## GIVEN REQUEST
Please report every line from the material that contains the word "shùn".
--- begin ---
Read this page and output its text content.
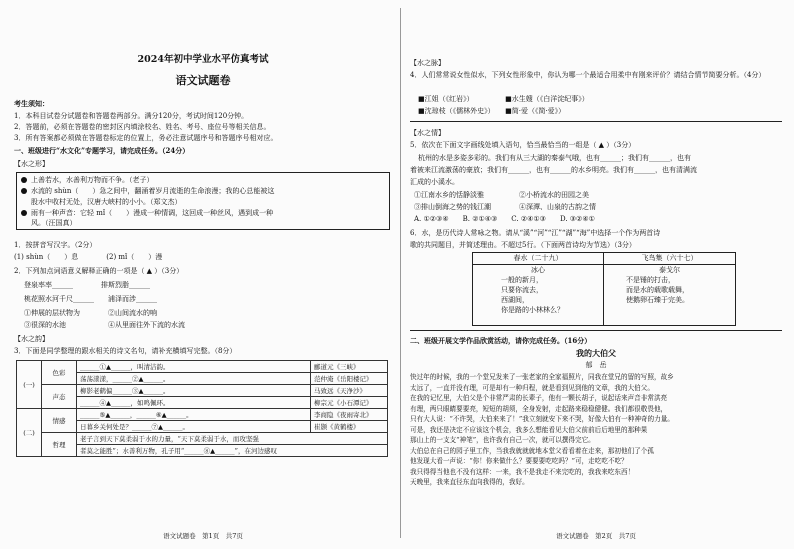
2024年初中学业水平仿真考试
语文试题卷
考生须知：
1．本科目试卷分试题卷和答题卷两部分。满分120分，考试时间120分钟。
2．答题前，必须在答题卷的密封区内填涂校名、姓名、考号、座位号等相关信息。
3．所有答案都必须做在答题卷标定的位置上，务必注意试题序号和答题序号相对应。
一、班级进行“水文化”专题学习，请完成任务。（24分）
【水之形】
上善若水，水善利万物而不争。（老子）
水流的 shùn（　　）急之间中，翻涌着岁月流逝的生命浪漫；我的心总能被这
股水中收村无处，汉唐大峡村的小小。（郑文杰）
雨有一种声音：它轻 mǐ（　　）漫成一种情调，这回成一种丝风，遇到成一种
风。（汪国真）
1．按拼音写汉字。（2分）
(1) shùn（　　）息　　　　(2) mǐ（　　）漫
2．下列加点词语意义解释正确的一项是（ ▲ ）（3分）
登泉率率______　　　　排斯烈脂______
桃花照水河千尺______　　浦泽而涉______
①伸展的层状物为　　　　②山间流水的响
③很深的水池　　　　　　④从里面往外下流的水流
【水之韵】
3．下面是同学整理的跟水相关的诗文名句，请补充横填写完整。（8分）
(一)	色彩	______①▲______，叫清洁韵。	郦道元《三峡》
		荡荡漾漾，______②▲______。	范仲淹《岳阳楼记》
	声态	柳影老鹤偏______③▲______。	马致远《天净沙》
		______④▲______，如鸣佩环。	柳宗元《小石潭记》
(二)	情感	______⑤▲______，______⑥▲______。	李商隐《夜雨寄北》
		日暮乡关何处是？______⑦▲______。	崔颢《黄鹤楼》
	哲理	老子言到天下莫柔弱于水的力量，“天下莫柔弱于水，而攻坚强	
		者莫之能胜”；水善利万物，孔子用“______⑧▲______”，在河边感叹	
语文试题卷　第1页　共7页
【水之脉】
4．人们常常说女性似水，下列女性形象中，你认为哪一个最适合用柔中有刚来评价？请结合情节简要分析。（4分）
■江姐（《红岩》）　　　　　■水生嫂（《白洋淀纪事》）
■沈琼枝（《儒林外史》）　　■简·爱（《简·爱》）
【水之情】
5．依次在下面文字画线处填入语句，恰当最恰当的一组是（ ▲ ）（3分）
杭州的水是多姿多彩的。我们有从三大湖的秦泰气哦，也有______；我们有______，也有
着被来江流激荡的豪放；我们有______，也有______的水乡明亮。我们有______，也有清满流
汇成的小溪水。
①江南水乡的恬静淡雅　　　　　②小桥流水的田园之美
③排山倒海之势的钱江潮　　　　④深潭、山泉的古韵之情
A. ①②③④　　B. ②①④③　　C. ②④①③　　D. ③②④①
6．水，是历代诗人常咏之物。请从“溪”“河”“江”“湖”“海”中选择一个作为两首诗
歌的共同题目，并简述理由。不超过5行。（下面两首诗均为节选）（3分）
春水（二十九）
冰心
一般的新月，
只要你流去，
西湖间，
你是路的小林林么？
飞鸟集（六十七）
泰戈尔
不是锤的打击，
而是水的载歌载舞，
使鹅卵石臻于完美。
二、班级开展文学作品欣赏活动，请你完成任务。（16分）
我的大伯父
郁　岳
快过年的时候，我的一个堂兄发来了一张老家的全家福照片，同我在堂兄的留的写照，故乡
太远了，一直并没有理，可是却有一种归程，就是看到见到他的文章，我的大伯父。
在我的记忆里，大伯父是个非常严肃的长辈子，他有一颗长胡子，说起话来声音非常洪亮
有理，两只眼睛要要亮，短短的胡须，全身发射，走起路来稳稳健健。我们都很敬畏他，
只有大人说：“不许哭，大伯来来了！”我立刻就安下来不哭，好像大伯有一种神奇的力量。
可是，我还是决定不应该这个机会，我多么想能看见大伯父前前后后地里的那种果
那山上的一支支“神笔”，也许我有自己一次，就可以撰得完它。
大伯总在自己的园子里工作，当我我就就就地本堂父看看着在走来，那初他们了个孤
他发现大看一声说：“你！你来做什么？要要要吃吃吗？”可，走吃吃不吃？
我只得得当他也不没有这样：一来，我不是我走不来完吃的，我我来吃东西！
天晚里，我来直径东直向我得的，我好。
语文试题卷　第2页　共7页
--- end ---
## RESPONSE FOR THIS EXERCISE
水流的 shùn（　　）急之间中，翻涌着岁月流逝的生命浪漫；我的心总能被这
(1) shùn（　　）息　　　　(2) mǐ（　　）漫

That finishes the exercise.